* _YOUR INSTRUCTIONS_
Reproduce verbatim the final portion of the material below, from the line containing "What's the underlying" through its last line, and nothing else.

* _SUPPLIED DATA_
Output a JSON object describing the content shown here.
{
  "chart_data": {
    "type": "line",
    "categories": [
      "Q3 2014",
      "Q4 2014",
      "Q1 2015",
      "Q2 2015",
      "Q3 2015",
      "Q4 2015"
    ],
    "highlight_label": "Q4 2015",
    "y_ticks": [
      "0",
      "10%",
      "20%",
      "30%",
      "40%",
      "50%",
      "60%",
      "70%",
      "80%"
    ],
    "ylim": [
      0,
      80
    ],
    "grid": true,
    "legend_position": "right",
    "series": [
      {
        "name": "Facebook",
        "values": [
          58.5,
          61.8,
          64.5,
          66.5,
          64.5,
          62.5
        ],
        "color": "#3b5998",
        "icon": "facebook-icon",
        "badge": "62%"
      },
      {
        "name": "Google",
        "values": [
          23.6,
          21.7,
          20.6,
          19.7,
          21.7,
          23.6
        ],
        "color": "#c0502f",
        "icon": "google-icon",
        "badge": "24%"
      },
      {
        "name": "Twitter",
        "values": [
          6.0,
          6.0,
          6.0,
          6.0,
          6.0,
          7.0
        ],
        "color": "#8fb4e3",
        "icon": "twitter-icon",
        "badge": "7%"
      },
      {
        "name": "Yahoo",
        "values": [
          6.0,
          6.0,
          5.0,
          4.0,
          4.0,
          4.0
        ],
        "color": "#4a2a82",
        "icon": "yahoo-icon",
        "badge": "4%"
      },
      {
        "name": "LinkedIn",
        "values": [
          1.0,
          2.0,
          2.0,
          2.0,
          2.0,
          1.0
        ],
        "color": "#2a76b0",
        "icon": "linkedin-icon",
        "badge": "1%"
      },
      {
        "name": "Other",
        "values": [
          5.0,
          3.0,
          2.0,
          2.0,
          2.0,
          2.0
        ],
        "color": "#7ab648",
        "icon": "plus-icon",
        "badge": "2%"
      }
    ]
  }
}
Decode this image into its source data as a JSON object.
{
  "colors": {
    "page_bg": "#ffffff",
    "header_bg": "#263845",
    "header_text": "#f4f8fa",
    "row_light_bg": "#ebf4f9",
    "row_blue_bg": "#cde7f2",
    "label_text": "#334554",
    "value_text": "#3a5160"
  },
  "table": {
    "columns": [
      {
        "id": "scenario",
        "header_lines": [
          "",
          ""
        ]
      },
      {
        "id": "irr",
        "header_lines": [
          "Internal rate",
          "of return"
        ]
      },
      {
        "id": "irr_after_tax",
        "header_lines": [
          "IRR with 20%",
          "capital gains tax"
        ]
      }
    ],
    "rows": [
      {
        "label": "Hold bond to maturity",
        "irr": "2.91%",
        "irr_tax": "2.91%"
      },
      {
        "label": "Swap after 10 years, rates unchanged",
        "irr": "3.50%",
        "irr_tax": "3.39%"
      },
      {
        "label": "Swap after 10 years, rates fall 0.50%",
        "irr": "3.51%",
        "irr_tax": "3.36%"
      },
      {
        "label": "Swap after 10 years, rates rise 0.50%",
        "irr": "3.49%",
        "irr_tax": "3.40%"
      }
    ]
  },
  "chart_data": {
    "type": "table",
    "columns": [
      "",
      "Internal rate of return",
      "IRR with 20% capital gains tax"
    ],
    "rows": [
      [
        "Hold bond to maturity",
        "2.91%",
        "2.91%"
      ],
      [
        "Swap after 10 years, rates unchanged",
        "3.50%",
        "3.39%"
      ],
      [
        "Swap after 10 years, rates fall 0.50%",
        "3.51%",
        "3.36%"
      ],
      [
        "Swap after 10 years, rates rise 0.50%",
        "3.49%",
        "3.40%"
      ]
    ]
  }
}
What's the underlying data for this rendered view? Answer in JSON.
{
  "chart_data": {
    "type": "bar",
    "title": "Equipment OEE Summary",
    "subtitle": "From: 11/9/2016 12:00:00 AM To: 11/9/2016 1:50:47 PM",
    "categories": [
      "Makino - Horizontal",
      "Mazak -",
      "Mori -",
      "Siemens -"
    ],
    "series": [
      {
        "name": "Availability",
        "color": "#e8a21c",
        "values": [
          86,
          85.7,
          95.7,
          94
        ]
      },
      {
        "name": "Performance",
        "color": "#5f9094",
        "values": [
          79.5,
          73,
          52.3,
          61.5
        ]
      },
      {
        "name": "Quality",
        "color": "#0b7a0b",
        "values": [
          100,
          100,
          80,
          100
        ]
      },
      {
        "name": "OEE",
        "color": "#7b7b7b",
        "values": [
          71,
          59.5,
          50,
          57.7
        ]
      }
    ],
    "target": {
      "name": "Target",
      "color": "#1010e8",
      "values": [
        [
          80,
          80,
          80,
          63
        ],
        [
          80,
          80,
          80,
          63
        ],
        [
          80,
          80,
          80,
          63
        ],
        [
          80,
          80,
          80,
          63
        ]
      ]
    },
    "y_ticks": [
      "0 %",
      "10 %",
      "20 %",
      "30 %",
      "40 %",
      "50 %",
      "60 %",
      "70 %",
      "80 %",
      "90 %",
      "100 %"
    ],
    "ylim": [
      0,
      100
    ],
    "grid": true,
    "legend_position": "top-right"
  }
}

* _THE COMPLETED TASK_
What's the underlying data for this rendered view? Answer in JSON.
{
  "chart_data": {
    "type": "bar",
    "title": "Equipment OEE Summary",
    "subtitle": "From: 11/9/2016 12:00:00 AM To: 11/9/2016 1:50:47 PM",
    "categories": [
      "Makino - Horizontal",
      "Mazak -",
      "Mori -",
      "Siemens -"
    ],
    "series": [
      {
        "name": "Availability",
        "color": "#e8a21c",
        "values": [
          86,
          85.7,
          95.7,
          94
        ]
      },
      {
        "name": "Performance",
        "color": "#5f9094",
        "values": [
          79.5,
          73,
          52.3,
          61.5
        ]
      },
      {
        "name": "Quality",
        "color": "#0b7a0b",
        "values": [
          100,
          100,
          80,
          100
        ]
      },
      {
        "name": "OEE",
        "color": "#7b7b7b",
        "values": [
          71,
          59.5,
          50,
          57.7
        ]
      }
    ],
    "target": {
      "name": "Target",
      "color": "#1010e8",
      "values": [
        [
          80,
          80,
          80,
          63
        ],
        [
          80,
          80,
          80,
          63
        ],
        [
          80,
          80,
          80,
          63
        ],
        [
          80,
          80,
          80,
          63
        ]
      ]
    },
    "y_ticks": [
      "0 %",
      "10 %",
      "20 %",
      "30 %",
      "40 %",
      "50 %",
      "60 %",
      "70 %",
      "80 %",
      "90 %",
      "100 %"
    ],
    "ylim": [
      0,
      100
    ],
    "grid": true,
    "legend_position": "top-right"
  }
}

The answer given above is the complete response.